Task brief: Every record here should be printed again exactly.

Exercise input:
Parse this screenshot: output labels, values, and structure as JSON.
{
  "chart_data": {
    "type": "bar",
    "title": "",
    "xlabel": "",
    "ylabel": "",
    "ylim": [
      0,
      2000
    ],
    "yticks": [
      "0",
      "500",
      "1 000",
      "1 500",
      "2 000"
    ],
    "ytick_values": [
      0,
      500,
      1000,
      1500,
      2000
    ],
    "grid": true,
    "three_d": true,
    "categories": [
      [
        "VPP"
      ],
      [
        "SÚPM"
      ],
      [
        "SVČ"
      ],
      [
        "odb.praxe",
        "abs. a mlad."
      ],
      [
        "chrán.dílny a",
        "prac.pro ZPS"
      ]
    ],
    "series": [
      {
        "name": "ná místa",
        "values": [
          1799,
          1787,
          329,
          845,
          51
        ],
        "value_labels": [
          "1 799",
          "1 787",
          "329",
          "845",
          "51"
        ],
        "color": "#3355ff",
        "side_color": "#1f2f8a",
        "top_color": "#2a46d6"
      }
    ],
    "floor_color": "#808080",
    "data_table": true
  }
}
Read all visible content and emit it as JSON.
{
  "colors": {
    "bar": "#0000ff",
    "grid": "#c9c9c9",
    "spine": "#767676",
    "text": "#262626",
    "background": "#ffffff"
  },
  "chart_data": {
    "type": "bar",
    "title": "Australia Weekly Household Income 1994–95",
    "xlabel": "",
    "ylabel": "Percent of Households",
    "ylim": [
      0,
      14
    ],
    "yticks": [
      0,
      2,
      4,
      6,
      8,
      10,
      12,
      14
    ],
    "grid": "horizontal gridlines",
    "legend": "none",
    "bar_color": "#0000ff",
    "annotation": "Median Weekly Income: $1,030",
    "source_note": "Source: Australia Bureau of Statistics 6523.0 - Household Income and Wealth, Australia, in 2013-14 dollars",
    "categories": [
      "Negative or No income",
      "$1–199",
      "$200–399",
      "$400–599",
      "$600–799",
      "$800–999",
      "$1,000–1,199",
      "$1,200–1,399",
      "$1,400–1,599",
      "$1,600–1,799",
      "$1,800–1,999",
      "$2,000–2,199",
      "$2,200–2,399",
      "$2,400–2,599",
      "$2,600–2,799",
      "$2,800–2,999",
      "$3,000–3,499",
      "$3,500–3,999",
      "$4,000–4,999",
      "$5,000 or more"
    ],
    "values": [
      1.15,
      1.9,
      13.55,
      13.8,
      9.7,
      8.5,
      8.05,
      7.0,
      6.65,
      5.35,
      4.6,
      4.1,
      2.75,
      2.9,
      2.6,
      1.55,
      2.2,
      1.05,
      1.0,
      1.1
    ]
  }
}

Full solution:
Parse this screenshot: output labels, values, and structure as JSON.
{
  "chart_data": {
    "type": "bar",
    "title": "",
    "xlabel": "",
    "ylabel": "",
    "ylim": [
      0,
      2000
    ],
    "yticks": [
      "0",
      "500",
      "1 000",
      "1 500",
      "2 000"
    ],
    "ytick_values": [
      0,
      500,
      1000,
      1500,
      2000
    ],
    "grid": true,
    "three_d": true,
    "categories": [
      [
        "VPP"
      ],
      [
        "SÚPM"
      ],
      [
        "SVČ"
      ],
      [
        "odb.praxe",
        "abs. a mlad."
      ],
      [
        "chrán.dílny a",
        "prac.pro ZPS"
      ]
    ],
    "series": [
      {
        "name": "ná místa",
        "values": [
          1799,
          1787,
          329,
          845,
          51
        ],
        "value_labels": [
          "1 799",
          "1 787",
          "329",
          "845",
          "51"
        ],
        "color": "#3355ff",
        "side_color": "#1f2f8a",
        "top_color": "#2a46d6"
      }
    ],
    "floor_color": "#808080",
    "data_table": true
  }
}
Read all visible content and emit it as JSON.
{
  "colors": {
    "bar": "#0000ff",
    "grid": "#c9c9c9",
    "spine": "#767676",
    "text": "#262626",
    "background": "#ffffff"
  },
  "chart_data": {
    "type": "bar",
    "title": "Australia Weekly Household Income 1994–95",
    "xlabel": "",
    "ylabel": "Percent of Households",
    "ylim": [
      0,
      14
    ],
    "yticks": [
      0,
      2,
      4,
      6,
      8,
      10,
      12,
      14
    ],
    "grid": "horizontal gridlines",
    "legend": "none",
    "bar_color": "#0000ff",
    "annotation": "Median Weekly Income: $1,030",
    "source_note": "Source: Australia Bureau of Statistics 6523.0 - Household Income and Wealth, Australia, in 2013-14 dollars",
    "categories": [
      "Negative or No income",
      "$1–199",
      "$200–399",
      "$400–599",
      "$600–799",
      "$800–999",
      "$1,000–1,199",
      "$1,200–1,399",
      "$1,400–1,599",
      "$1,600–1,799",
      "$1,800–1,999",
      "$2,000–2,199",
      "$2,200–2,399",
      "$2,400–2,599",
      "$2,600–2,799",
      "$2,800–2,999",
      "$3,000–3,499",
      "$3,500–3,999",
      "$4,000–4,999",
      "$5,000 or more"
    ],
    "values": [
      1.15,
      1.9,
      13.55,
      13.8,
      9.7,
      8.5,
      8.05,
      7.0,
      6.65,
      5.35,
      4.6,
      4.1,
      2.75,
      2.9,
      2.6,
      1.55,
      2.2,
      1.05,
      1.0,
      1.1
    ]
  }
}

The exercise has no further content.